══ Records for this exercise
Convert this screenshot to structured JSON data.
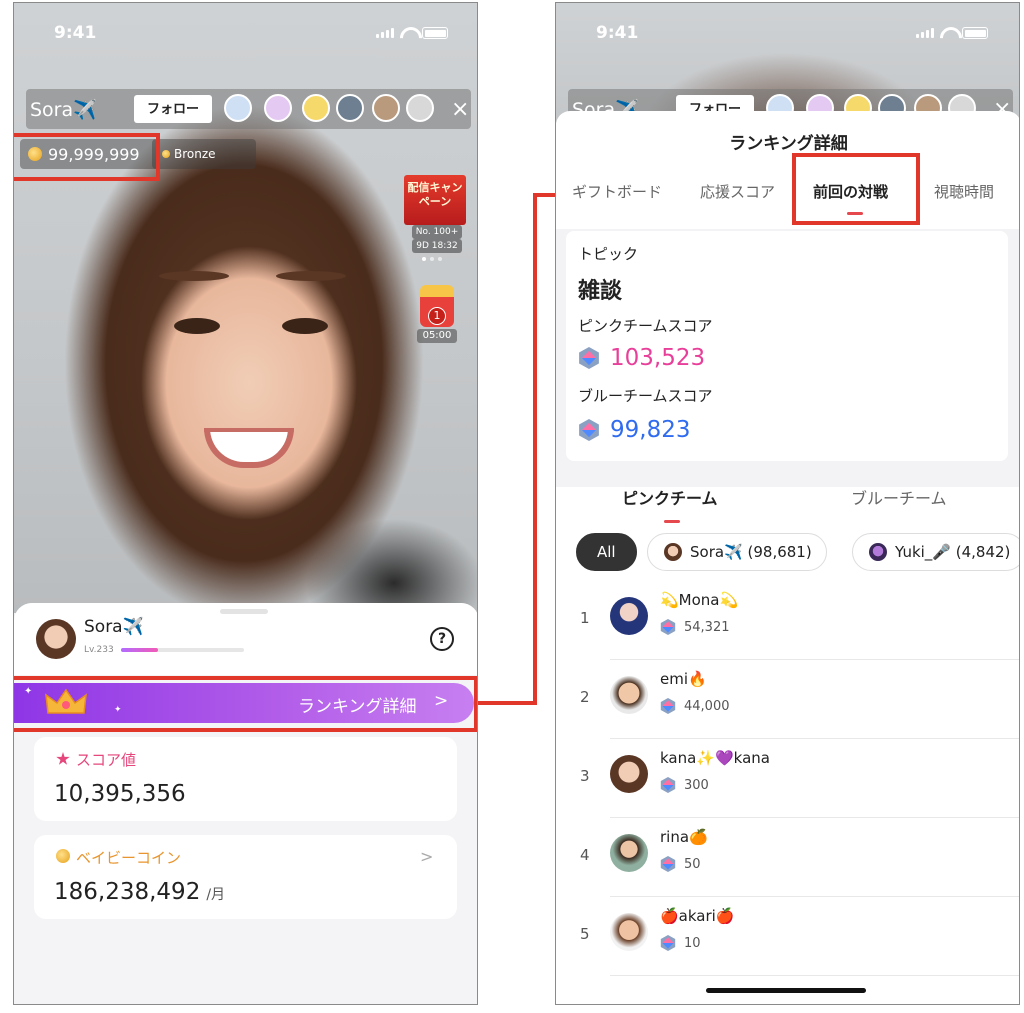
{
  "status_bar": {
    "time": "9:41"
  },
  "left": {
    "host": {
      "name": "Sora✈️",
      "follow_label": "フォロー",
      "close": "×"
    },
    "coins": "99,999,999",
    "badge": "Bronze",
    "campaign": {
      "title": "配信キャンペーン",
      "rank": "No. 100+",
      "time": "9D 18:32"
    },
    "gift": {
      "badge": "1",
      "timer": "05:00"
    },
    "sheet": {
      "name": "Sora✈️",
      "level": "Lv.233",
      "level_progress": 0.3,
      "help": "?",
      "ranking_label": "ランキング詳細",
      "ranking_chevron": ">",
      "score_label": "スコア値",
      "score_value": "10,395,356",
      "coin_label": "ベイビーコイン",
      "coin_value": "186,238,492",
      "coin_unit": "/月",
      "coin_chevron": ">"
    }
  },
  "right": {
    "host": {
      "name": "Sora✈️",
      "follow_label": "フォロー",
      "close": "×"
    },
    "title": "ランキング詳細",
    "tabs": [
      {
        "label": "ギフトボード"
      },
      {
        "label": "応援スコア"
      },
      {
        "label": "前回の対戦",
        "active": true
      },
      {
        "label": "視聴時間"
      }
    ],
    "topic": {
      "label": "トピック",
      "value": "雑談",
      "pink_label": "ピンクチームスコア",
      "pink_score": "103,523",
      "blue_label": "ブルーチームスコア",
      "blue_score": "99,823"
    },
    "team_tabs": [
      {
        "label": "ピンクチーム",
        "active": true
      },
      {
        "label": "ブルーチーム"
      }
    ],
    "chips": [
      {
        "label": "All"
      },
      {
        "label": "Sora✈️ (98,681)"
      },
      {
        "label": "Yuki_🎤 (4,842)"
      }
    ],
    "rows": [
      {
        "rank": "1",
        "name": "💫Mona💫",
        "score": "54,321"
      },
      {
        "rank": "2",
        "name": "emi🔥",
        "score": "44,000"
      },
      {
        "rank": "3",
        "name": "kana✨💜kana",
        "score": "300"
      },
      {
        "rank": "4",
        "name": "rina🍊",
        "score": "50"
      },
      {
        "rank": "5",
        "name": "🍎akari🍎",
        "score": "10"
      }
    ]
  },
  "colors": {
    "pink": "#e8409a",
    "blue": "#2f6cf0",
    "annotation": "#e1372a",
    "purple": "#9d43e8"
  }
}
════
Write out all the entries exactly, except for the pictures.

Result of the task:
Convert this screenshot to structured JSON data.
{
  "status_bar": {
    "time": "9:41"
  },
  "left": {
    "host": {
      "name": "Sora✈️",
      "follow_label": "フォロー",
      "close": "×"
    },
    "coins": "99,999,999",
    "badge": "Bronze",
    "campaign": {
      "title": "配信キャンペーン",
      "rank": "No. 100+",
      "time": "9D 18:32"
    },
    "gift": {
      "badge": "1",
      "timer": "05:00"
    },
    "sheet": {
      "name": "Sora✈️",
      "level": "Lv.233",
      "level_progress": 0.3,
      "help": "?",
      "ranking_label": "ランキング詳細",
      "ranking_chevron": ">",
      "score_label": "スコア値",
      "score_value": "10,395,356",
      "coin_label": "ベイビーコイン",
      "coin_value": "186,238,492",
      "coin_unit": "/月",
      "coin_chevron": ">"
    }
  },
  "right": {
    "host": {
      "name": "Sora✈️",
      "follow_label": "フォロー",
      "close": "×"
    },
    "title": "ランキング詳細",
    "tabs": [
      {
        "label": "ギフトボード"
      },
      {
        "label": "応援スコア"
      },
      {
        "label": "前回の対戦",
        "active": true
      },
      {
        "label": "視聴時間"
      }
    ],
    "topic": {
      "label": "トピック",
      "value": "雑談",
      "pink_label": "ピンクチームスコア",
      "pink_score": "103,523",
      "blue_label": "ブルーチームスコア",
      "blue_score": "99,823"
    },
    "team_tabs": [
      {
        "label": "ピンクチーム",
        "active": true
      },
      {
        "label": "ブルーチーム"
      }
    ],
    "chips": [
      {
        "label": "All"
      },
      {
        "label": "Sora✈️ (98,681)"
      },
      {
        "label": "Yuki_🎤 (4,842)"
      }
    ],
    "rows": [
      {
        "rank": "1",
        "name": "💫Mona💫",
        "score": "54,321"
      },
      {
        "rank": "2",
        "name": "emi🔥",
        "score": "44,000"
      },
      {
        "rank": "3",
        "name": "kana✨💜kana",
        "score": "300"
      },
      {
        "rank": "4",
        "name": "rina🍊",
        "score": "50"
      },
      {
        "rank": "5",
        "name": "🍎akari🍎",
        "score": "10"
      }
    ]
  },
  "colors": {
    "pink": "#e8409a",
    "blue": "#2f6cf0",
    "annotation": "#e1372a",
    "purple": "#9d43e8"
  }
}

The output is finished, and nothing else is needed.